** start of RECORDS TO USE **

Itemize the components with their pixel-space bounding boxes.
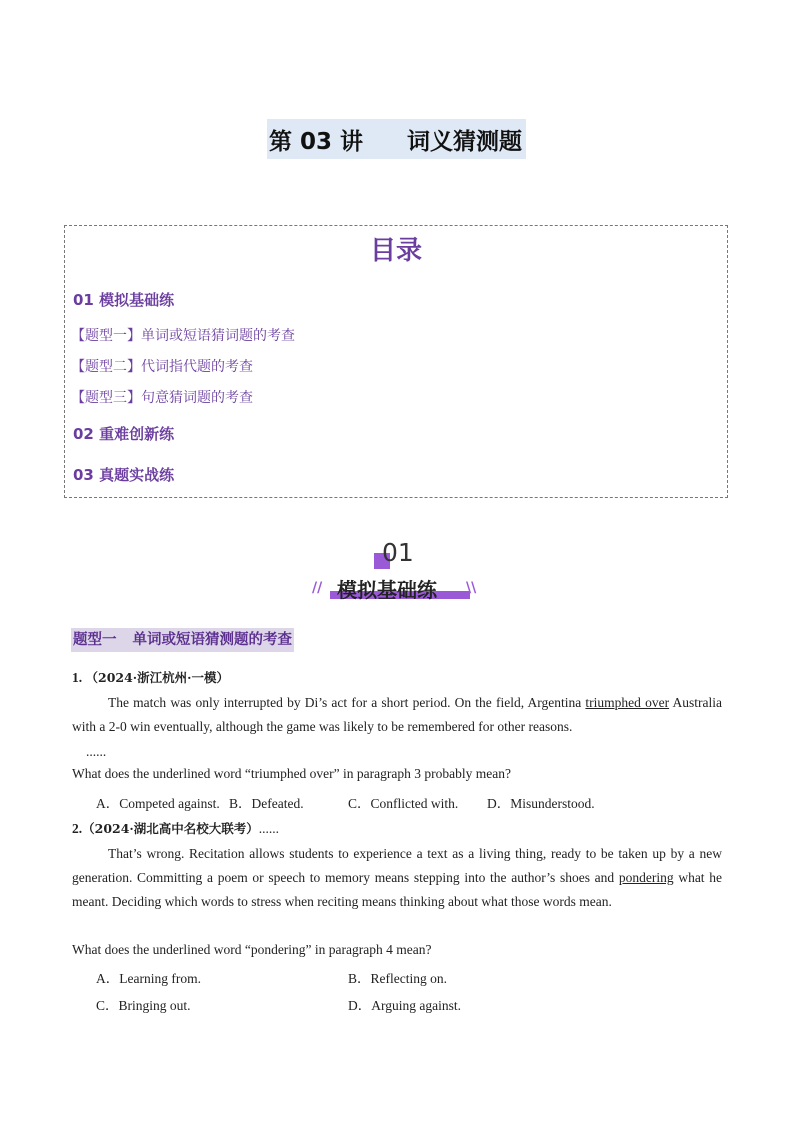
question-1-number: 1. [72, 670, 83, 685]
question-2-option-a[interactable]: A．Learning from. [96, 971, 201, 986]
question-1-ellipsis: ...... [86, 744, 107, 759]
question-2-source-ellipsis: ...... [258, 821, 280, 836]
question-1-underlined-word: triumphed over [585, 695, 670, 710]
question-2-header [72, 819, 279, 837]
section-title-banner [312, 574, 482, 604]
question-1-passage: The match was only interrupted by Di’s act for a short period. On the field, Argentina triumphed over Australia with a 2-0 win eventually, although the game was likely to be remembered for other reasons. [72, 695, 722, 734]
right-slash-decoration: \\ [466, 580, 477, 596]
question-2-passage: That’s wrong. Recitation allows students to experience a text as a living thing, ready to be taken up by a new generation. Committing a poem or speech to memory means stepping into the author’s shoes and pondering what he meant. Deciding which words to stress when reciting means thinking about what those words mean. [72, 846, 723, 909]
question-2-prompt: What does the underlined word “pondering” in paragraph 4 mean? [72, 942, 432, 957]
table-of-contents [64, 225, 728, 498]
question-1-option-c[interactable]: C．Conflicted with. [348, 796, 459, 811]
toc-item-type-two[interactable]: 【题型二】代词指代题的考查 [71, 359, 253, 375]
question-1-header [72, 668, 229, 686]
toc-heading: 目录 [369, 236, 422, 266]
toc-item-practice-advanced[interactable]: 02 重难创新练 [73, 425, 175, 443]
question-1-option-b[interactable]: B．Defeated. [229, 796, 304, 811]
question-2-number: 2. [72, 821, 83, 836]
toc-item-practice-basic[interactable]: 01 模拟基础练 [73, 291, 175, 309]
section-number-badge [372, 538, 422, 572]
lesson-title [267, 119, 526, 159]
toc-item-type-three[interactable]: 【题型三】句意猜词题的考查 [71, 390, 253, 406]
question-2-source: （2024·湖北高中名校大联考） [82, 821, 259, 836]
lesson-number: 第 03 讲 [269, 128, 364, 155]
lesson-topic: 词义猜测题 [407, 128, 523, 155]
toc-item-practice-real[interactable]: 03 真题实战练 [73, 466, 175, 484]
section-number: 01 [382, 538, 414, 567]
question-type-heading [71, 628, 294, 652]
question-type-description: 单词或短语猜测题的考查 [132, 632, 292, 648]
section-title: 模拟基础练 [337, 578, 437, 602]
question-2-option-c[interactable]: C．Bringing out. [96, 998, 191, 1013]
question-1-source: （2024·浙江杭州·一模） [85, 670, 229, 685]
question-2-underlined-word: pondering [618, 870, 674, 885]
question-1-option-a[interactable]: A．Competed against. [96, 796, 220, 811]
question-type-label: 题型一 [73, 632, 117, 648]
question-1-prompt: What does the underlined word “triumphed over” in paragraph 3 probably mean? [72, 766, 511, 781]
question-1-option-d[interactable]: D．Misunderstood. [487, 796, 595, 811]
left-slash-decoration: // [312, 580, 323, 596]
toc-item-type-one[interactable]: 【题型一】单词或短语猜词题的考查 [71, 328, 295, 344]
question-2-option-d[interactable]: D．Arguing against. [348, 998, 461, 1013]
question-2-option-b[interactable]: B．Reflecting on. [348, 971, 447, 986]
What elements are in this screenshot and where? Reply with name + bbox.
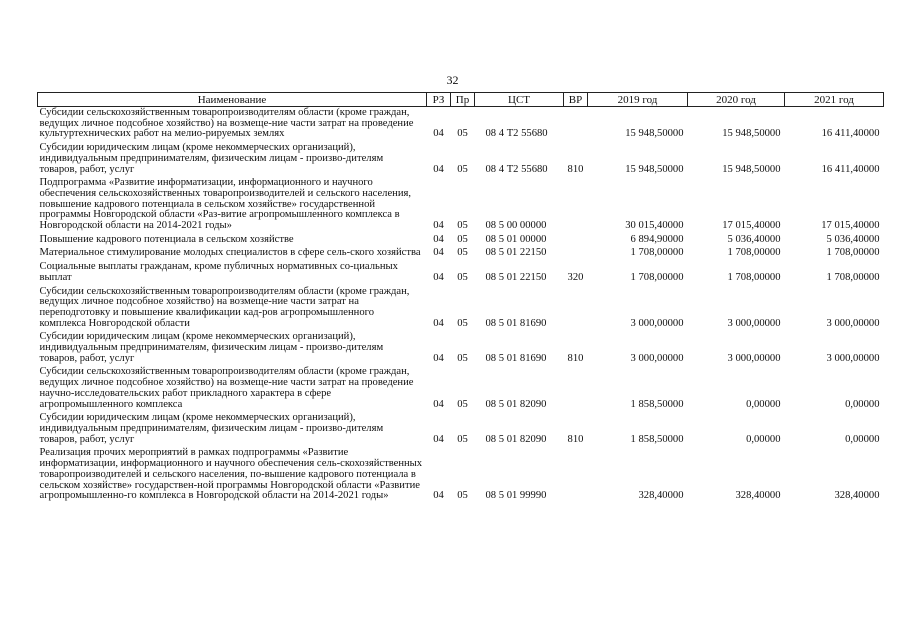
row-2021: 328,40000 (834, 490, 880, 502)
row-cst: 08 5 00 00000 (485, 220, 547, 232)
row-rz: 04 (433, 398, 444, 410)
row-vr (564, 107, 588, 143)
row-vr (564, 177, 588, 234)
row-name: Субсидии сельскохозяйственным товаропроизводителям области (кроме граждан, ведущих личное подсобное хозяйство) на возмеще-ние части затрат на проведение научно-исследовательских работ прикладного характера в сфере агропромышленного комплекса (39, 366, 414, 410)
row-rz: 04 (433, 317, 444, 329)
row-rz: 04 (433, 247, 444, 259)
row-2021: 1 708,00000 (826, 247, 880, 259)
row-2021: 5 036,40000 (826, 233, 880, 245)
budget-table (37, 92, 884, 504)
row-name: Подпрограмма «Развитие информатизации, информационного и научного обеспечения сельскохозяйственных товаропроизводителей и сельского населения, повышение кадрового потенциала в сельском хозяйстве» государственной программы Новгородской области «Раз-витие агропромышленного комплекса в Новгородской области на 2014-2021 годы» (39, 177, 412, 232)
header-2019: 2019 год (588, 93, 688, 107)
row-2019: 1 708,00000 (630, 247, 684, 259)
row-cst: 08 5 01 81690 (485, 317, 547, 329)
row-2021: 3 000,00000 (826, 352, 880, 364)
header-vr: ВР (564, 93, 588, 107)
row-2020: 5 036,40000 (727, 233, 781, 245)
row-2020: 328,40000 (735, 490, 781, 502)
row-2020: 0,00000 (746, 433, 781, 445)
table-row (38, 366, 884, 412)
row-rz: 04 (433, 163, 444, 175)
row-rz: 04 (433, 271, 444, 283)
row-rz: 04 (433, 352, 444, 364)
header-2020: 2020 год (688, 93, 785, 107)
row-2021: 0,00000 (845, 433, 880, 445)
row-name: Реализация прочих мероприятий в рамках подпрограммы «Развитие информатизации, информационного и научного обеспечения сель-скохозяйственных товаропроизводителей и сельского населения, по-вышение кадрового потенциала в сельском хозяйстве» государствен-ной программы Новгородской области «Развитие агропромышленно-го комплекса в Новгородской области на 2014-2021 годы» (39, 447, 423, 502)
row-vr: 810 (567, 352, 584, 364)
row-2020: 15 948,50000 (722, 128, 781, 140)
row-2020: 1 708,00000 (727, 247, 781, 259)
row-2019: 3 000,00000 (630, 317, 684, 329)
row-pr: 05 (457, 128, 468, 140)
row-2020: 3 000,00000 (727, 352, 781, 364)
row-vr (564, 366, 588, 412)
row-2019: 6 894,90000 (630, 233, 684, 245)
table-row (38, 247, 884, 261)
row-rz: 04 (433, 233, 444, 245)
row-pr: 05 (457, 233, 468, 245)
row-cst: 08 5 01 81690 (485, 352, 547, 364)
row-vr (564, 234, 588, 248)
row-2019: 328,40000 (638, 490, 684, 502)
row-2021: 16 411,40000 (821, 163, 880, 175)
row-2021: 3 000,00000 (826, 317, 880, 329)
row-2019: 15 948,50000 (625, 163, 684, 175)
row-name: Субсидии сельскохозяйственным товаропроизводителям области (кроме граждан, ведущих личное подсобное хозяйство) на возмеще-ние части затрат на переподготовку и повышение квалификации кад-ров агропромышленного комплекса Новгородской области (39, 285, 410, 329)
row-pr: 05 (457, 352, 468, 364)
table-row (38, 177, 884, 234)
row-cst: 08 5 01 99990 (485, 490, 547, 502)
row-2021: 17 015,40000 (821, 220, 880, 232)
table-header-row (38, 93, 884, 107)
table-row (38, 286, 884, 332)
row-vr: 810 (567, 433, 584, 445)
row-name: Социальные выплаты гражданам, кроме публичных нормативных со-циальных выплат (39, 261, 398, 283)
row-pr: 05 (457, 220, 468, 232)
row-cst: 08 5 01 82090 (485, 398, 547, 410)
row-2021: 16 411,40000 (821, 128, 880, 140)
row-vr: 810 (567, 163, 584, 175)
row-name: Субсидии юридическим лицам (кроме некоммерческих организаций), индивидуальным предпринимателям, физическим лицам - произво-дителям товаров, работ, услуг (39, 331, 384, 364)
row-2021: 0,00000 (845, 398, 880, 410)
row-cst: 08 5 01 00000 (485, 233, 547, 245)
row-name: Субсидии юридическим лицам (кроме некоммерческих организаций), индивидуальным предпринимателям, физическим лицам - произво-дителям товаров, работ, услуг (39, 142, 384, 175)
row-vr (564, 286, 588, 332)
table-row (38, 142, 884, 177)
row-cst: 08 5 01 22150 (485, 247, 547, 259)
row-pr: 05 (457, 490, 468, 502)
row-cst: 08 5 01 22150 (485, 271, 547, 283)
row-2019: 30 015,40000 (625, 220, 684, 232)
row-rz: 04 (433, 220, 444, 232)
row-2020: 1 708,00000 (727, 271, 781, 283)
row-name: Субсидии юридическим лицам (кроме некоммерческих организаций), индивидуальным предпринимателям, физическим лицам - произво-дителям товаров, работ, услуг (39, 412, 384, 445)
header-cst: ЦСТ (475, 93, 564, 107)
row-name: Субсидии сельскохозяйственным товаропроизводителям области (кроме граждан, ведущих личное подсобное хозяйство) на возмеще-ние части затрат на проведение культуртехнических работ на мелио-рируемых землях (39, 107, 414, 140)
row-2019: 15 948,50000 (625, 128, 684, 140)
table-row (38, 107, 884, 143)
row-pr: 05 (457, 433, 468, 445)
row-pr: 05 (457, 163, 468, 175)
row-vr (564, 447, 588, 504)
row-2021: 1 708,00000 (826, 271, 880, 283)
row-2020: 15 948,50000 (722, 163, 781, 175)
row-2019: 1 708,00000 (630, 271, 684, 283)
row-2020: 17 015,40000 (722, 220, 781, 232)
row-pr: 05 (457, 317, 468, 329)
table-row (38, 261, 884, 285)
row-2019: 1 858,50000 (630, 398, 684, 410)
row-cst: 08 4 Т2 55680 (485, 163, 548, 175)
row-pr: 05 (457, 271, 468, 283)
table-row (38, 234, 884, 248)
row-pr: 05 (457, 398, 468, 410)
row-2020: 0,00000 (746, 398, 781, 410)
header-rz: РЗ (427, 93, 451, 107)
row-vr: 320 (567, 271, 584, 283)
row-2019: 3 000,00000 (630, 352, 684, 364)
header-name: Наименование (38, 93, 427, 107)
row-rz: 04 (433, 433, 444, 445)
row-rz: 04 (433, 490, 444, 502)
page-number: 32 (446, 73, 459, 87)
header-2021: 2021 год (785, 93, 884, 107)
row-name: Материальное стимулирование молодых специалистов в сфере сель-ского хозяйства (39, 247, 421, 259)
table-row (38, 412, 884, 447)
row-cst: 08 5 01 82090 (485, 433, 547, 445)
table-row (38, 331, 884, 366)
row-cst: 08 4 Т2 55680 (485, 128, 548, 140)
header-pr: Пр (451, 93, 475, 107)
row-2020: 3 000,00000 (727, 317, 781, 329)
table-row (38, 447, 884, 504)
row-2019: 1 858,50000 (630, 433, 684, 445)
row-name: Повышение кадрового потенциала в сельском хозяйстве (39, 233, 294, 245)
row-pr: 05 (457, 247, 468, 259)
row-rz: 04 (433, 128, 444, 140)
row-vr (564, 247, 588, 261)
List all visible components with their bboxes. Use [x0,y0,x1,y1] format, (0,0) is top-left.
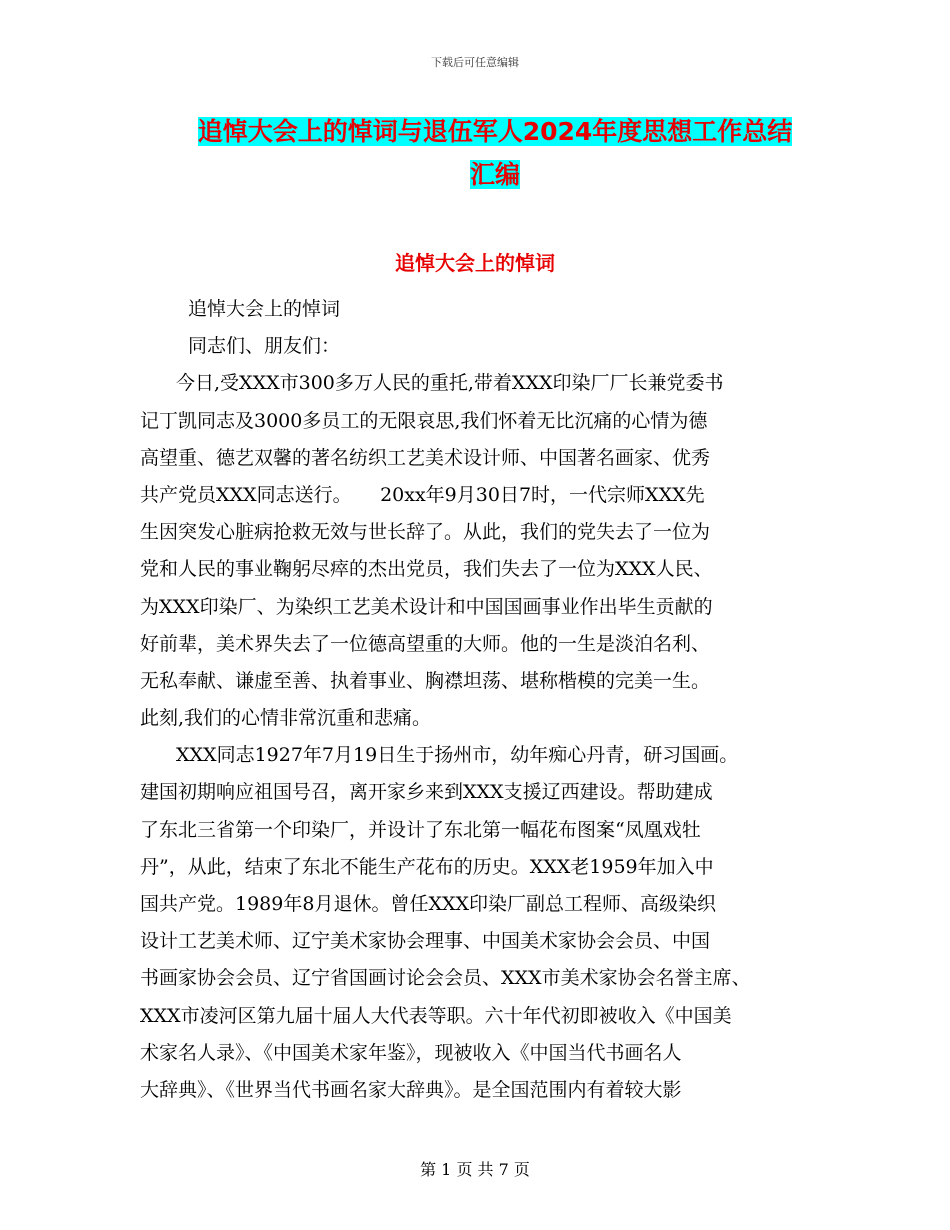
text-line: 追悼大会上的悼词 [188,298,341,320]
text-line: 术家名人录》、《中国美术家年鉴》，现被收入《中国当代书画名人 [140,1041,682,1064]
text-line: 设计工艺美术师、辽宁美术家协会理事、中国美术家协会会员、中国 [140,930,711,953]
document-title [150,110,840,196]
text-line: 生因突发心脏病抢救无效与世长辞了。从此，我们的党失去了一位为 [140,521,711,544]
text-line: 国共产党。1989年8月退休。曾任XXX印染厂副总工程师、高级染织 [140,893,717,915]
text-line: 丹”，从此，结束了东北不能生产花布的历史。XXX老1959年加入中 [140,855,714,878]
document-title-line-2: 汇编 [469,160,520,189]
text-line: 同志们、朋友们： [188,335,341,358]
text-line: 今日,受XXX市300多万人民的重托,带着XXX印染厂厂长兼党委书 [176,372,724,395]
text-line: 好前辈，美术界失去了一位德高望重的大师。他的一生是淡泊名利、 [140,632,711,655]
text-line: 共产党员XXX同志送行。 20xx年9月30日7时，一代宗师XXX先 [140,483,705,506]
body-text [140,291,830,1109]
text-line: 记丁凯同志及3000多员工的无限哀思,我们怀着无比沉痛的心情为德 [140,409,708,432]
text-line: 大辞典》、《世界当代书画名家大辞典》。是全国范围内有着较大影 [140,1078,682,1101]
text-line: 无私奉献、谦虚至善、执着事业、胸襟坦荡、堪称楷模的完美一生。 [140,669,711,692]
text-line: 书画家协会会员、辽宁省国画讨论会会员、XXX市美术家协会名誉主席、 [140,967,751,990]
text-line: 建国初期响应祖国号召，离开家乡来到XXX支援辽西建设。帮助建成 [140,781,713,804]
text-line: 了东北三省第一个印染厂，并设计了东北第一幅花布图案“凤凰戏牡 [140,818,701,841]
page-footer: 第 1 页 共 7 页 [420,1160,530,1179]
text-line: XXX同志1927年7月19日生于扬州市，幼年痴心丹青，研习国画。 [176,744,739,767]
text-line: 高望重、德艺双馨的著名纺织工艺美术设计师、中国著名画家、优秀 [140,446,711,469]
text-line: 为XXX印染厂、为染织工艺美术设计和中国国画事业作出毕生贡献的 [140,595,713,618]
document-title-line-1: 追悼大会上的悼词与退伍军人2024年度思想工作总结 [197,117,793,146]
text-line: 党和人民的事业鞠躬尽瘁的杰出党员，我们失去了一位为XXX人民、 [140,558,713,581]
section-title: 追悼大会上的悼词 [395,251,555,275]
text-line: XXX市凌河区第九届十届人大代表等职。六十年代初即被收入《中国美 [140,1004,732,1027]
text-line: 此刻,我们的心情非常沉重和悲痛。 [140,707,432,730]
page-header-note: 下载后可任意编辑 [431,56,519,69]
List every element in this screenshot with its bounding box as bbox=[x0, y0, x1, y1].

** end of RECORDS TO USE **

■ **INSTRUCTIONS FOR THE TASK**
Please transcribe, without any change, the lines of the listing between the one containing "row-2021: 328,40000 (834, 490, 880, 502)" and the one containing "row-vr (564, 177, 588, 234)", inclusive.

■ **SOLUTION FOR THIS EXERCISE**
row-2021: 328,40000 (834, 490, 880, 502)
row-cst: 08 5 00 00000 (485, 220, 547, 232)
row-rz: 04 (433, 398, 444, 410)
row-vr (564, 107, 588, 143)
row-vr (564, 177, 588, 234)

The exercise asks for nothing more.